Exercise a: According to the Abacus repository description, which GPU was used to evaluate Abacus?

Reading text:

Awesome

Abacus

This repository contains the source code for a research paper that was submitted for publication at the International Conference for High Performance Computing, Networking, Storage, and Analysis (SC21).

What is Abacus

Abacus is a runtime system that runs multiple DNN queries simultaneously with stable and predictable latency. Abacus enables deterministic operator overlap to enforce the latency predictability. Abacus is comprised of an overlap-aware latency predictor, a headroom-based query controller, and segmental model executors. The latency predictor is able to precisely predict the latencies of queries when the operator overlap is determined. The query controller determines the appropriate operator overlap to guarantee the QoS of all the DNN services on a GPU. The model executors run the operators as needed to support the deterministic operator overlap. Our evaluation using seven popular DNNs on an Nvidia A100 GPU shows that Abacus significantly reduces the QoS violation and improves the throughput compared with state-of-the-art solutions.

Environment Preparation

Hardware&software requirements
1. Hardware Requirements
  1. CPU: Intel(R) Xeon(R) Silver 4210R CPU @ 2.40GHz
  2. Memroy: 252G
  3. NVIDIA Ampere 100
2. Software Requirements
  1. Ubuntu 20.04.1 (Kernel 5.8.0)
  2. GPU Driver: 460.39
  3. CUDA 11.2
  4. CUDNN 8.1
  5. Anaconda3-2020.7
  6. Pytorch 1.8.0

Preparing Python environment

Install Anaconda3 as the Python runtime

$ cd ~ && mkdir -p .local && cd .local
$ wget -O Anaconda3-2020.07-Linux-x86_64.sh https://repo.anaconda.com/archive/Anaconda3-2020.07-Linux-x86_64.sh
$ chmod +x Anaconda3-2020.07-Linux-x86_64.sh
$ ./Anaconda3-2020.07-Linux-x86_64.sh -b -p ../.local/anaconda3

Activate conda and create python environment with essential dependencies

$ eval "$($HOME/.local/anaconda3/bin/conda shell.zsh hook)"

[Element location listings]
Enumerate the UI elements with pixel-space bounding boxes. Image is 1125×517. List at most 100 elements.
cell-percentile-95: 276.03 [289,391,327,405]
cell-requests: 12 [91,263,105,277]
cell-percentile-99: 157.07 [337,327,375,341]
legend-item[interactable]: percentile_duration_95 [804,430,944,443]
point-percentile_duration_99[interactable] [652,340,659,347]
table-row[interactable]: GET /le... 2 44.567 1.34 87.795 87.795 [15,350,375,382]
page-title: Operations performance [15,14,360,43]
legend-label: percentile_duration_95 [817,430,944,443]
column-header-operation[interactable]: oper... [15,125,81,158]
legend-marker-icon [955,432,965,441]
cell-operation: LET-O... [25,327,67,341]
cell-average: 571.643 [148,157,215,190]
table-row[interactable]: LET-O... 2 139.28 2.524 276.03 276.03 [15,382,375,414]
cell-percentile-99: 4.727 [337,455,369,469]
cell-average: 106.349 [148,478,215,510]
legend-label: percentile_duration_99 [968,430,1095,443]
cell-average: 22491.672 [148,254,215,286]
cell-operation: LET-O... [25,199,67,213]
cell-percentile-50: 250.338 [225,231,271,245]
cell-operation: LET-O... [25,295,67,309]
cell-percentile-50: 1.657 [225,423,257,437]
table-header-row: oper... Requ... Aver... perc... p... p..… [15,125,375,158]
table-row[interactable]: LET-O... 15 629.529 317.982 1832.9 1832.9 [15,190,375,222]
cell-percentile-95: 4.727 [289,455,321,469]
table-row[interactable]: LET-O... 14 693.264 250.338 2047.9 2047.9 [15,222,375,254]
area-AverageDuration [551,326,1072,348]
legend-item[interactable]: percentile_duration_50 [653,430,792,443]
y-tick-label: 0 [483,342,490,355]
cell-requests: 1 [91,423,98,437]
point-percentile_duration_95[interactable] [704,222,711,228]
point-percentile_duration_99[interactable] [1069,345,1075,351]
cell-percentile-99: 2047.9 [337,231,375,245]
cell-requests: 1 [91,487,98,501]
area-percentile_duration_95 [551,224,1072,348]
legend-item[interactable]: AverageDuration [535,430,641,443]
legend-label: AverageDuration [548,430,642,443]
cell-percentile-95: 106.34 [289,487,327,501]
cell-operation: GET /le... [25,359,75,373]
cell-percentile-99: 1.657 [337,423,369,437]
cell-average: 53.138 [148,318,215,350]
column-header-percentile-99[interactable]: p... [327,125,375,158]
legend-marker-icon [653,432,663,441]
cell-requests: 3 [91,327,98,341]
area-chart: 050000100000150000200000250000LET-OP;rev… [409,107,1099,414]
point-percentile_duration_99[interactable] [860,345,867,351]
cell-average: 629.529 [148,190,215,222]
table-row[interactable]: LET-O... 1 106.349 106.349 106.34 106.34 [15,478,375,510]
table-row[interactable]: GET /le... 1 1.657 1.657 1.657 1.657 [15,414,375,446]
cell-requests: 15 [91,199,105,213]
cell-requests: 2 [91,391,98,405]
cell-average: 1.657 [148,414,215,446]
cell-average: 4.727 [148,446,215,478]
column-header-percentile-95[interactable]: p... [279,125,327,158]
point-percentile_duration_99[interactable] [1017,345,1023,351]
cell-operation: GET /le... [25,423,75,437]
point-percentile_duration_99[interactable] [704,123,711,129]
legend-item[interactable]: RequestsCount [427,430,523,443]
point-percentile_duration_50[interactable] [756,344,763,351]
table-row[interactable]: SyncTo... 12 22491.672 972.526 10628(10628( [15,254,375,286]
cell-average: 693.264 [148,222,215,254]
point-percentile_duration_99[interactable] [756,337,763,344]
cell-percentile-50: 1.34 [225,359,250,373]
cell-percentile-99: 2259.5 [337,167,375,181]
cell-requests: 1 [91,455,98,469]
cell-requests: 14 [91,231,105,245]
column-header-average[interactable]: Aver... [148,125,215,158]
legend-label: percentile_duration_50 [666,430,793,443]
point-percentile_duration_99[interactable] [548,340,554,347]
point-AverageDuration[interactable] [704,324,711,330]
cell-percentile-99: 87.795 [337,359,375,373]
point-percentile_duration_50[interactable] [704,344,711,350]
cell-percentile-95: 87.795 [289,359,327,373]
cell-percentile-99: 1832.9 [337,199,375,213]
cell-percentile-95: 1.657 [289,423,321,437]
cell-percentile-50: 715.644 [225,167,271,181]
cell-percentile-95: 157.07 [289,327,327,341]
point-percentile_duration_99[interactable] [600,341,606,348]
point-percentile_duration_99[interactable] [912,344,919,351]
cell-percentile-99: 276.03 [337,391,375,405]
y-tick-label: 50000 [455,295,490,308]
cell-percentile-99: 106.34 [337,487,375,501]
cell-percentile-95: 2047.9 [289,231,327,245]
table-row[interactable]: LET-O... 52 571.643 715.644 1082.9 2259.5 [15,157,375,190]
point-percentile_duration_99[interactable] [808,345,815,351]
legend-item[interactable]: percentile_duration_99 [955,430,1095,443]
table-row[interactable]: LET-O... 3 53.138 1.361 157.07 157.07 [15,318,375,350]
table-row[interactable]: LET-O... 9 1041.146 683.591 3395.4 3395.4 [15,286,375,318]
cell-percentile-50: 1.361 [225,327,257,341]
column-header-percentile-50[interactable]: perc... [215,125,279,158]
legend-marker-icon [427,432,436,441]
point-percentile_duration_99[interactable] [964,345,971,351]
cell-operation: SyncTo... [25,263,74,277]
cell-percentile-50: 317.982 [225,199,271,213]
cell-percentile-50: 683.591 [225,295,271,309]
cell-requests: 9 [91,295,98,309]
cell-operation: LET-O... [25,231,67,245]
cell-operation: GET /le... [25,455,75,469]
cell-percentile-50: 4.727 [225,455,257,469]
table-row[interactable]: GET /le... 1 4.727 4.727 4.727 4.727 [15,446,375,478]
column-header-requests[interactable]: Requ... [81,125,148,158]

Exercise b: Write out the records as a numbered list, from their first line through the line containing "table-row[interactable]: GET /le... 2", leaving out any blank lines.

Correct response a: An Nvidia A100 GPU.

Correct response b:
1. Enumerate the UI elements with pixel-space bounding boxes. Image is 1125×517. List at most 100 elements.
2. cell-percentile-95: 276.03 [289,391,327,405]
3. cell-requests: 12 [91,263,105,277]
4. cell-percentile-99: 157.07 [337,327,375,341]
5. legend-item[interactable]: percentile_duration_95 [804,430,944,443]
6. point-percentile_duration_99[interactable] [652,340,659,347]
7. table-row[interactable]: GET /le... 2 44.567 1.34 87.795 87.795 [15,350,375,382]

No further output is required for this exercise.